▸ **WRITTEN REQUEST**
Which lines in the records below contain the word "Japan"? Copy each one out.

Data entries for graphics:
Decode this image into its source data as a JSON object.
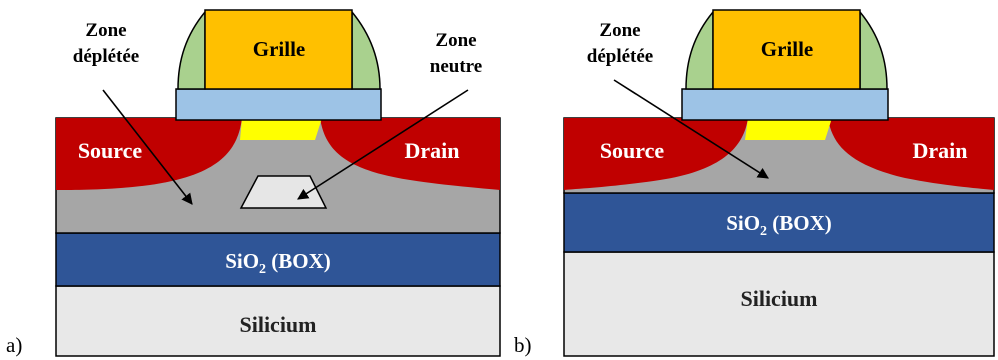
{
  "panel_a": {
    "letter": "a)",
    "gate": "Grille",
    "source": "Source",
    "drain": "Drain",
    "box": {
      "main": "SiO",
      "sub": "2",
      "rest": " (BOX)"
    },
    "substrate": "Silicium",
    "depleted": {
      "line1": "Zone",
      "line2": "déplétée"
    },
    "neutral": {
      "line1": "Zone",
      "line2": "neutre"
    }
  },
  "panel_b": {
    "letter": "b)",
    "gate": "Grille",
    "source": "Source",
    "drain": "Drain",
    "box": {
      "main": "SiO",
      "sub": "2",
      "rest": " (BOX)"
    },
    "substrate": "Silicium",
    "depleted": {
      "line1": "Zone",
      "line2": "déplétée"
    }
  },
  "colors": {
    "silicon_film": "#a6a6a6",
    "source_drain": "#c00000",
    "box": "#2f5597",
    "substrate": "#e8e8e8",
    "gate": "#ffc000",
    "spacer": "#a9d18e",
    "gate_oxide": "#9dc3e6",
    "channel": "#ffff00",
    "neutral_zone": "#e6e6e6"
  }
}
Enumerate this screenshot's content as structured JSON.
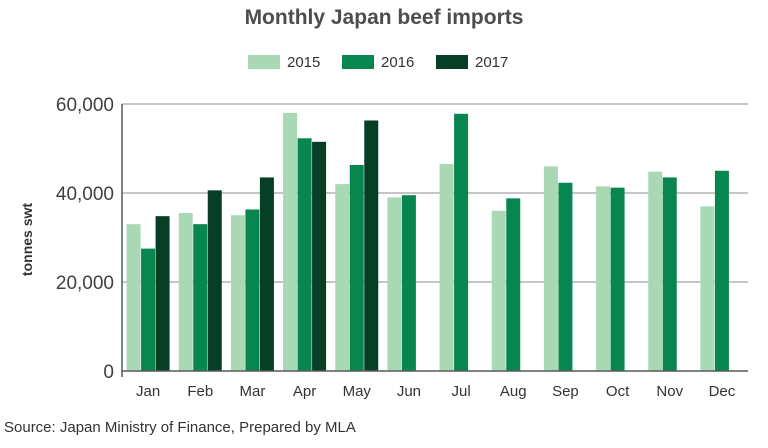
{
  "colors": {
    "2015": "#a9d8b5",
    "2016": "#07864f",
    "2017": "#073f26",
    "grid": "#8c8c8c",
    "axis": "#595959"
  },
  "chart_data": {
    "type": "bar",
    "title": "Monthly Japan beef imports",
    "xlabel": "",
    "ylabel": "tonnes swt",
    "ylim": [
      0,
      60000
    ],
    "yticks": [
      0,
      20000,
      40000,
      60000
    ],
    "ytick_labels": [
      "0",
      "20,000",
      "40,000",
      "60,000"
    ],
    "grid": true,
    "legend_position": "top-center",
    "categories": [
      "Jan",
      "Feb",
      "Mar",
      "Apr",
      "May",
      "Jun",
      "Jul",
      "Aug",
      "Sep",
      "Oct",
      "Nov",
      "Dec"
    ],
    "series": [
      {
        "name": "2015",
        "values": [
          33000,
          35500,
          35000,
          58000,
          42000,
          39000,
          46500,
          36000,
          46000,
          41500,
          44800,
          37000
        ]
      },
      {
        "name": "2016",
        "values": [
          27500,
          33000,
          36300,
          52300,
          46300,
          39500,
          57800,
          38800,
          42300,
          41200,
          43500,
          45000
        ]
      },
      {
        "name": "2017",
        "values": [
          34800,
          40600,
          43500,
          51500,
          56300,
          null,
          null,
          null,
          null,
          null,
          null,
          null
        ]
      }
    ],
    "source": "Source: Japan Ministry of Finance, Prepared by MLA"
  }
}
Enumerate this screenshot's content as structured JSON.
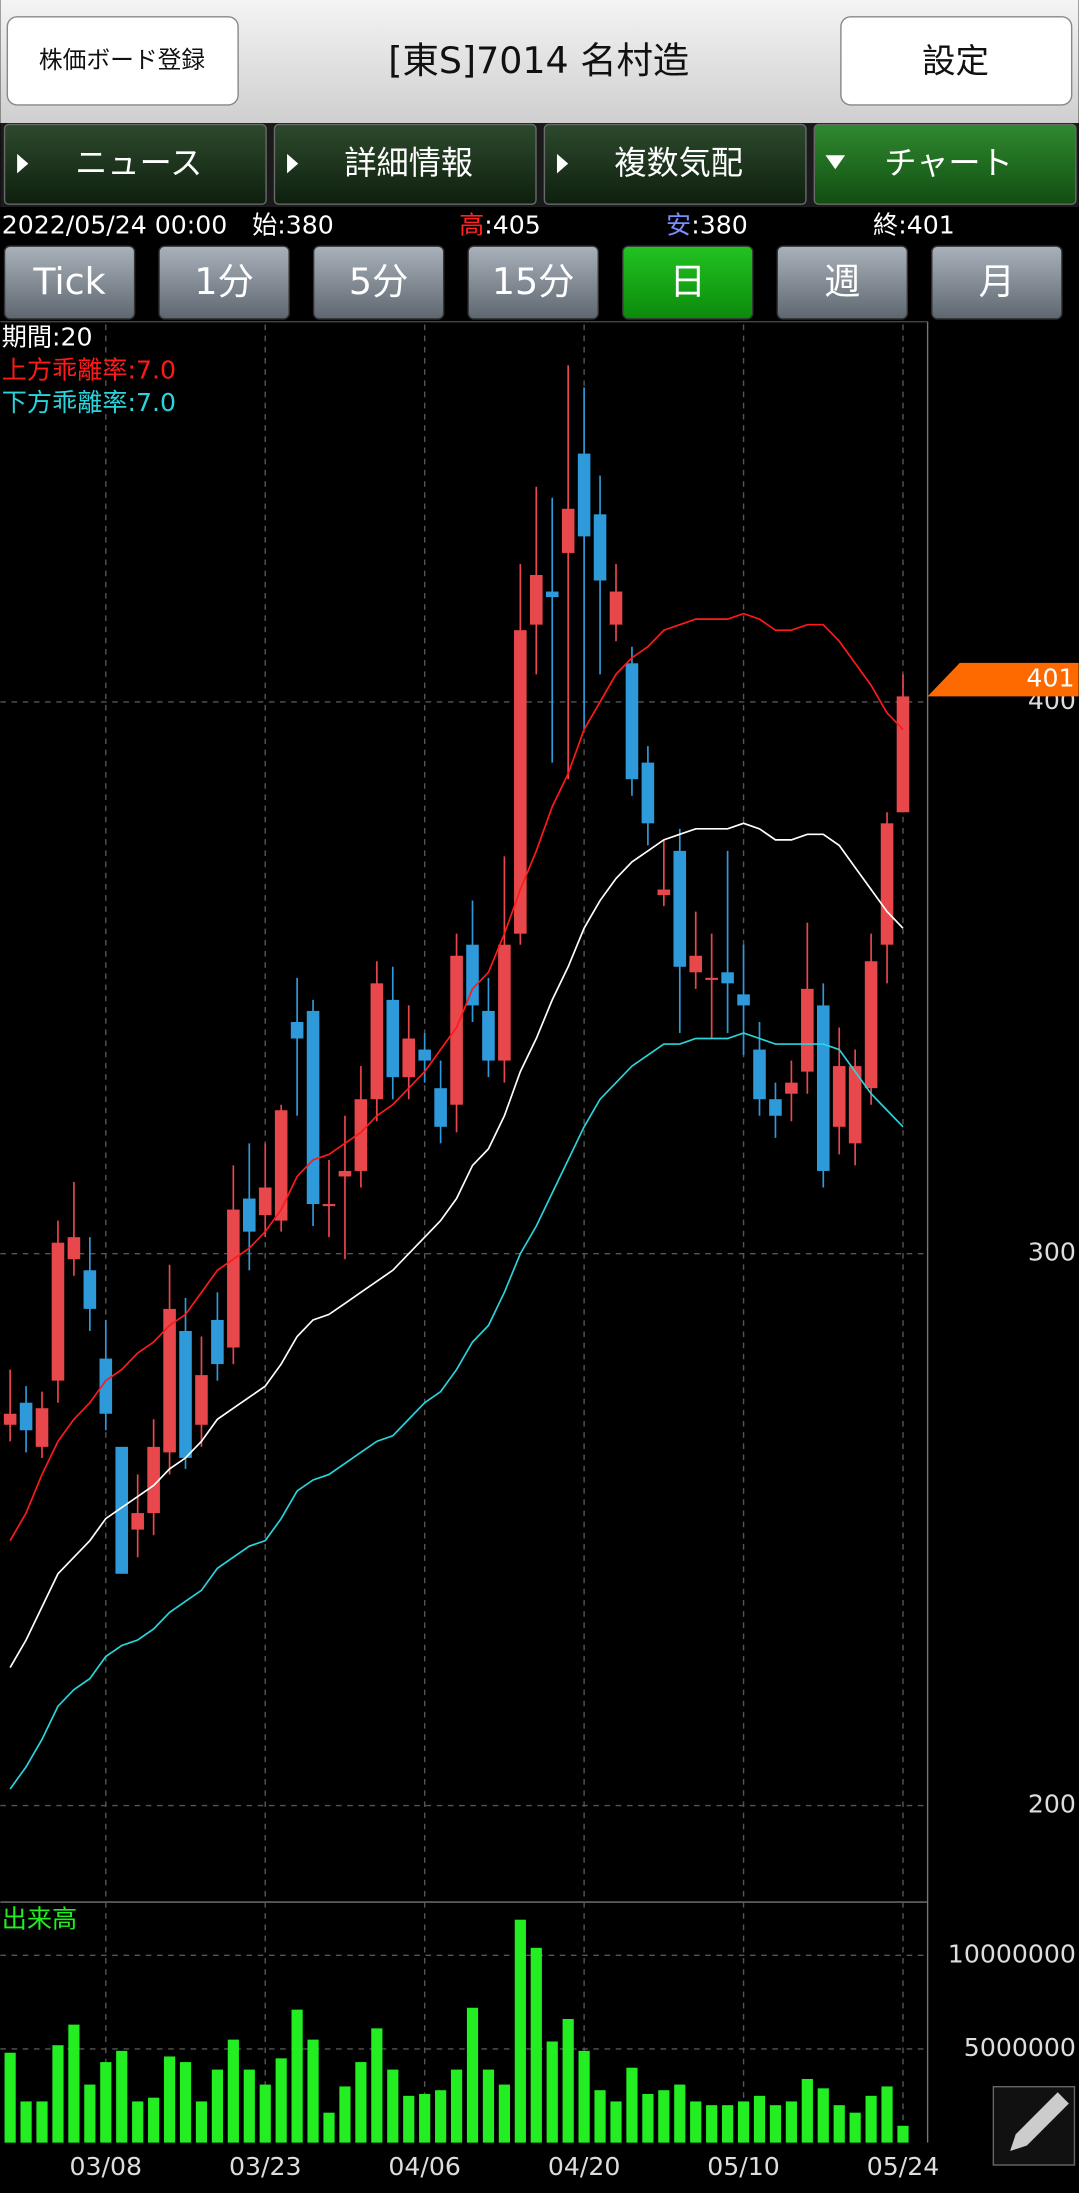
{
  "header": {
    "register_button": "株価ボード登録",
    "title": "[東S]7014 名村造",
    "settings_button": "設定",
    "tabs": [
      "ニュース",
      "詳細情報",
      "複数気配",
      "チャート"
    ],
    "active_tab": "チャート",
    "info": {
      "date": "2022/05/24 00:00",
      "open": {
        "label": "始",
        "value": ":380"
      },
      "high": {
        "label": "高",
        "value": ":405"
      },
      "low": {
        "label": "安",
        "value": ":380"
      },
      "close": {
        "label": "終",
        "value": ":401"
      }
    },
    "periods": [
      "Tick",
      "1分",
      "5分",
      "15分",
      "日",
      "週",
      "月"
    ],
    "active_period": "日"
  },
  "chart_data": [
    {
      "type": "candlestick",
      "up_color": "#e8474b",
      "down_color": "#2e9ad9",
      "categories": [
        null,
        null,
        null,
        null,
        null,
        null,
        "03/08",
        null,
        null,
        null,
        null,
        null,
        null,
        null,
        null,
        null,
        "03/23",
        null,
        null,
        null,
        null,
        null,
        null,
        null,
        null,
        null,
        "04/06",
        null,
        null,
        null,
        null,
        null,
        null,
        null,
        null,
        null,
        "04/20",
        null,
        null,
        null,
        null,
        null,
        null,
        null,
        null,
        null,
        "05/10",
        null,
        null,
        null,
        null,
        null,
        null,
        null,
        null,
        null,
        "05/24"
      ],
      "open": [
        269,
        273,
        265,
        277,
        299,
        297,
        281,
        265,
        250,
        253,
        264,
        286,
        269,
        288,
        283,
        310,
        307,
        306,
        342,
        344,
        309,
        314,
        315,
        328,
        346,
        332,
        337,
        330,
        327,
        356,
        344,
        335,
        358,
        414,
        420,
        427,
        445,
        434,
        414,
        407,
        389,
        365,
        373,
        351,
        350,
        351,
        347,
        337,
        328,
        329,
        333,
        345,
        323,
        320,
        330,
        356,
        380
      ],
      "high": [
        279,
        276,
        275,
        306,
        313,
        303,
        288,
        265,
        260,
        270,
        298,
        292,
        285,
        293,
        316,
        320,
        320,
        327,
        350,
        346,
        317,
        325,
        334,
        353,
        352,
        345,
        340,
        335,
        358,
        364,
        350,
        372,
        425,
        439,
        437,
        461,
        457,
        441,
        425,
        410,
        392,
        375,
        377,
        362,
        358,
        373,
        356,
        342,
        331,
        335,
        360,
        349,
        341,
        337,
        358,
        380,
        405
      ],
      "low": [
        266,
        264,
        263,
        273,
        296,
        286,
        268,
        242,
        245,
        249,
        260,
        261,
        265,
        277,
        280,
        297,
        303,
        304,
        325,
        305,
        303,
        299,
        312,
        324,
        328,
        328,
        331,
        320,
        322,
        342,
        332,
        331,
        356,
        405,
        389,
        386,
        395,
        405,
        411,
        383,
        374,
        363,
        340,
        348,
        339,
        340,
        336,
        325,
        321,
        324,
        329,
        312,
        318,
        316,
        327,
        349,
        380
      ],
      "close": [
        271,
        268,
        272,
        302,
        303,
        290,
        271,
        242,
        253,
        265,
        290,
        263,
        278,
        280,
        308,
        304,
        312,
        326,
        339,
        309,
        309,
        315,
        328,
        349,
        332,
        339,
        335,
        323,
        354,
        345,
        335,
        356,
        413,
        423,
        419,
        435,
        430,
        422,
        420,
        386,
        378,
        366,
        352,
        354,
        350,
        349,
        345,
        328,
        325,
        331,
        348,
        315,
        334,
        334,
        353,
        378,
        401
      ],
      "series": [
        {
          "name": "期間:20",
          "color": "#ffffff",
          "values": [
            225,
            230,
            236,
            242,
            245,
            248,
            252,
            254,
            256,
            258,
            261,
            263,
            266,
            270,
            272,
            274,
            276,
            280,
            285,
            288,
            289,
            291,
            293,
            295,
            297,
            300,
            303,
            306,
            310,
            316,
            319,
            325,
            333,
            339,
            346,
            352,
            359,
            364,
            368,
            371,
            373,
            375,
            376,
            377,
            377,
            377,
            378,
            377,
            375,
            375,
            376,
            376,
            374,
            370,
            366,
            362,
            359
          ]
        },
        {
          "name": "上方乖離率:7.0",
          "color": "#ff1a1a",
          "values": [
            248,
            253,
            260,
            266,
            270,
            273,
            277,
            279,
            282,
            284,
            287,
            289,
            293,
            297,
            299,
            301,
            304,
            308,
            314,
            317,
            318,
            320,
            322,
            325,
            327,
            330,
            333,
            337,
            341,
            348,
            351,
            358,
            366,
            373,
            381,
            387,
            395,
            400,
            405,
            408,
            410,
            413,
            414,
            415,
            415,
            415,
            416,
            415,
            413,
            413,
            414,
            414,
            411,
            407,
            403,
            398,
            395
          ]
        },
        {
          "name": "下方乖離率:7.0",
          "color": "#2ad4dc",
          "values": [
            203,
            207,
            212,
            218,
            221,
            223,
            227,
            229,
            230,
            232,
            235,
            237,
            239,
            243,
            245,
            247,
            248,
            252,
            257,
            259,
            260,
            262,
            264,
            266,
            267,
            270,
            273,
            275,
            279,
            284,
            287,
            293,
            300,
            305,
            311,
            317,
            323,
            328,
            331,
            334,
            336,
            338,
            338,
            339,
            339,
            339,
            340,
            339,
            338,
            338,
            338,
            338,
            337,
            333,
            329,
            326,
            323
          ]
        }
      ],
      "price_tag_color": "#ff6a00",
      "ylim": [
        182.5,
        468.4
      ],
      "yticks": [
        200,
        300,
        400
      ],
      "grid": true
    },
    {
      "type": "bar",
      "title": "出来高",
      "color": "#22ee22",
      "values": [
        4800000,
        2200000,
        2200000,
        5200000,
        6300000,
        3100000,
        4300000,
        4900000,
        2200000,
        2400000,
        4600000,
        4300000,
        2200000,
        3900000,
        5500000,
        3900000,
        3100000,
        4500000,
        7100000,
        5500000,
        1600000,
        3000000,
        4300000,
        6100000,
        3900000,
        2500000,
        2600000,
        2800000,
        3900000,
        7200000,
        3900000,
        3100000,
        11900000,
        10400000,
        5400000,
        6600000,
        4900000,
        2800000,
        2200000,
        4000000,
        2600000,
        2800000,
        3100000,
        2200000,
        2000000,
        2000000,
        2200000,
        2500000,
        2000000,
        2200000,
        3400000,
        2900000,
        2000000,
        1600000,
        2500000,
        3000000,
        900000
      ],
      "ylim": [
        0,
        12840000
      ],
      "yticks": [
        5000000,
        10000000
      ],
      "grid": true
    }
  ]
}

▸ **REPLY TO THE EXERCISE**
    "title": "Monthly Japan beef imports",
    "source": "Source: Japan Ministry of Finance, Prepared by MLA"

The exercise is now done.